> [Exercise input]
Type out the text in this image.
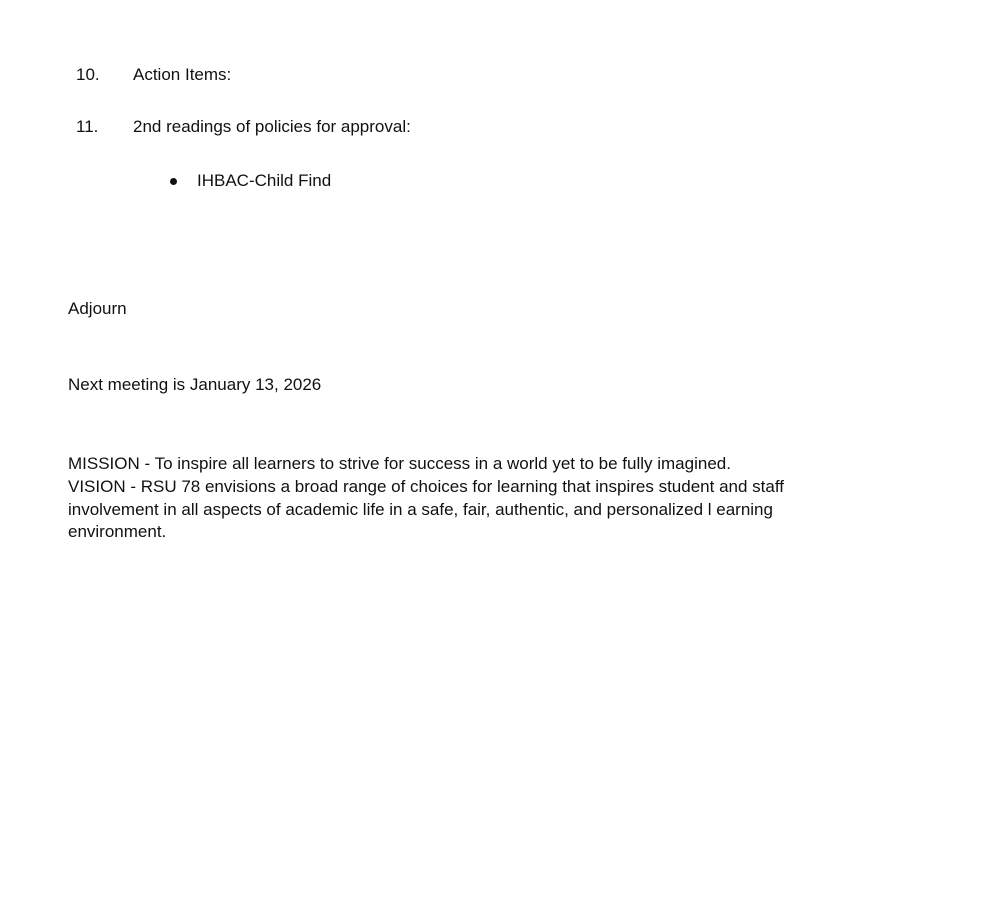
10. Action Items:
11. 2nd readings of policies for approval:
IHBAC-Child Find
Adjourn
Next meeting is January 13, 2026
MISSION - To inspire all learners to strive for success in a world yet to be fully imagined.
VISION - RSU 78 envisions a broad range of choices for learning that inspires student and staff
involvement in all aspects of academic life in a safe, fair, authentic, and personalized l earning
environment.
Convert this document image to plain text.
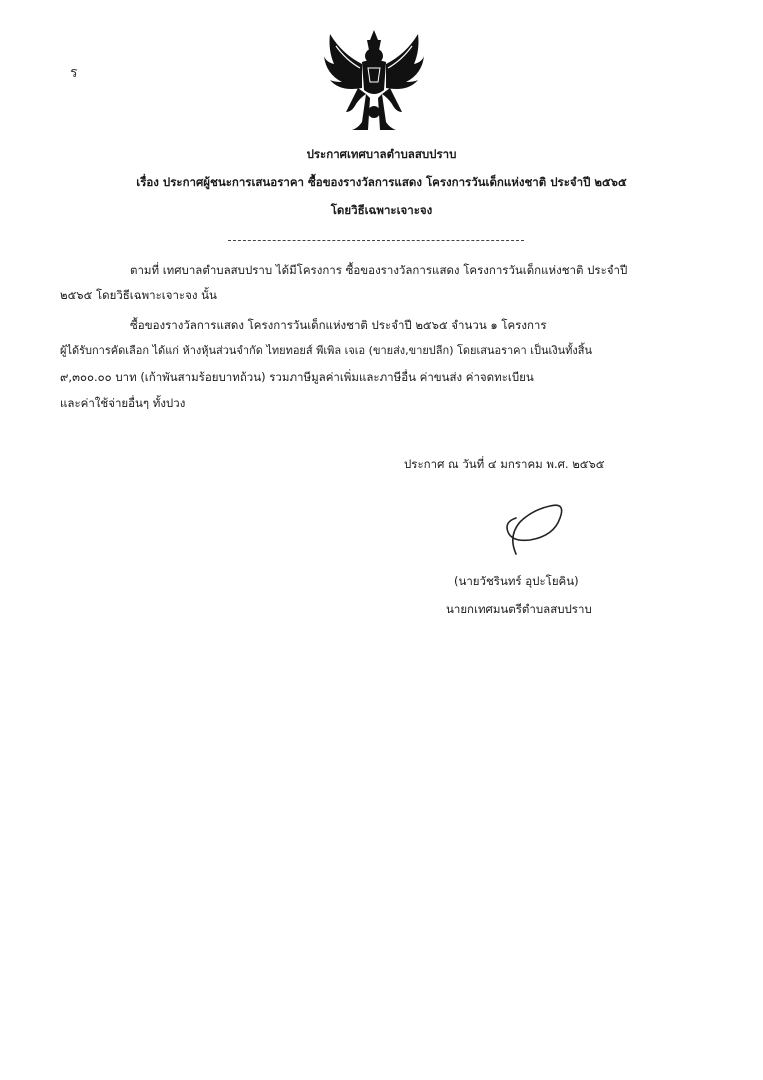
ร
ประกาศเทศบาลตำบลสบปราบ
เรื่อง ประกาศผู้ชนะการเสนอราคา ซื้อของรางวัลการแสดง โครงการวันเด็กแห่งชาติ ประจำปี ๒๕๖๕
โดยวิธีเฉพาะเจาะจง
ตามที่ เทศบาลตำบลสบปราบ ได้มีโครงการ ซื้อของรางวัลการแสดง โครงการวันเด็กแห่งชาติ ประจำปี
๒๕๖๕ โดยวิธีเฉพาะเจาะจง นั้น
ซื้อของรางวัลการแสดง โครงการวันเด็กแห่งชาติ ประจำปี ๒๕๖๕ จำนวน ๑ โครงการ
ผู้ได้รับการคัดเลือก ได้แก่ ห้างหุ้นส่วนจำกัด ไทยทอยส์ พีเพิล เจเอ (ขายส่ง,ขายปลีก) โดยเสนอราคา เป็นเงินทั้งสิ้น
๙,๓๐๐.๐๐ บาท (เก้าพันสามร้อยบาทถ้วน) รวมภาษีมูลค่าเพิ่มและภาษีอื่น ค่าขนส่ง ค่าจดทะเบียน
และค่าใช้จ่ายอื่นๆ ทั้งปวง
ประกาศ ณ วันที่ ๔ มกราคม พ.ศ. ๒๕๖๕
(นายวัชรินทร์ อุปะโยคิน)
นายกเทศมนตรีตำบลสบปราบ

> [Stated problem] Pictures in the records above are not copied; print everything else exactly.

> [Exercise response]
Type out the text in this image.
10. Action Items:
11. 2nd readings of policies for approval:
IHBAC-Child Find
Adjourn
Next meeting is January 13, 2026
MISSION - To inspire all learners to strive for success in a world yet to be fully imagined.
VISION - RSU 78 envisions a broad range of choices for learning that inspires student and staff
involvement in all aspects of academic life in a safe, fair, authentic, and personalized l earning
environment.
Convert this document image to plain text.
ร
ประกาศเทศบาลตำบลสบปราบ
เรื่อง ประกาศผู้ชนะการเสนอราคา ซื้อของรางวัลการแสดง โครงการวันเด็กแห่งชาติ ประจำปี ๒๕๖๕
โดยวิธีเฉพาะเจาะจง
ตามที่ เทศบาลตำบลสบปราบ ได้มีโครงการ ซื้อของรางวัลการแสดง โครงการวันเด็กแห่งชาติ ประจำปี
๒๕๖๕ โดยวิธีเฉพาะเจาะจง นั้น
ซื้อของรางวัลการแสดง โครงการวันเด็กแห่งชาติ ประจำปี ๒๕๖๕ จำนวน ๑ โครงการ
ผู้ได้รับการคัดเลือก ได้แก่ ห้างหุ้นส่วนจำกัด ไทยทอยส์ พีเพิล เจเอ (ขายส่ง,ขายปลีก) โดยเสนอราคา เป็นเงินทั้งสิ้น
๙,๓๐๐.๐๐ บาท (เก้าพันสามร้อยบาทถ้วน) รวมภาษีมูลค่าเพิ่มและภาษีอื่น ค่าขนส่ง ค่าจดทะเบียน
และค่าใช้จ่ายอื่นๆ ทั้งปวง
ประกาศ ณ วันที่ ๔ มกราคม พ.ศ. ๒๕๖๕
(นายวัชรินทร์ อุปะโยคิน)
นายกเทศมนตรีตำบลสบปราบ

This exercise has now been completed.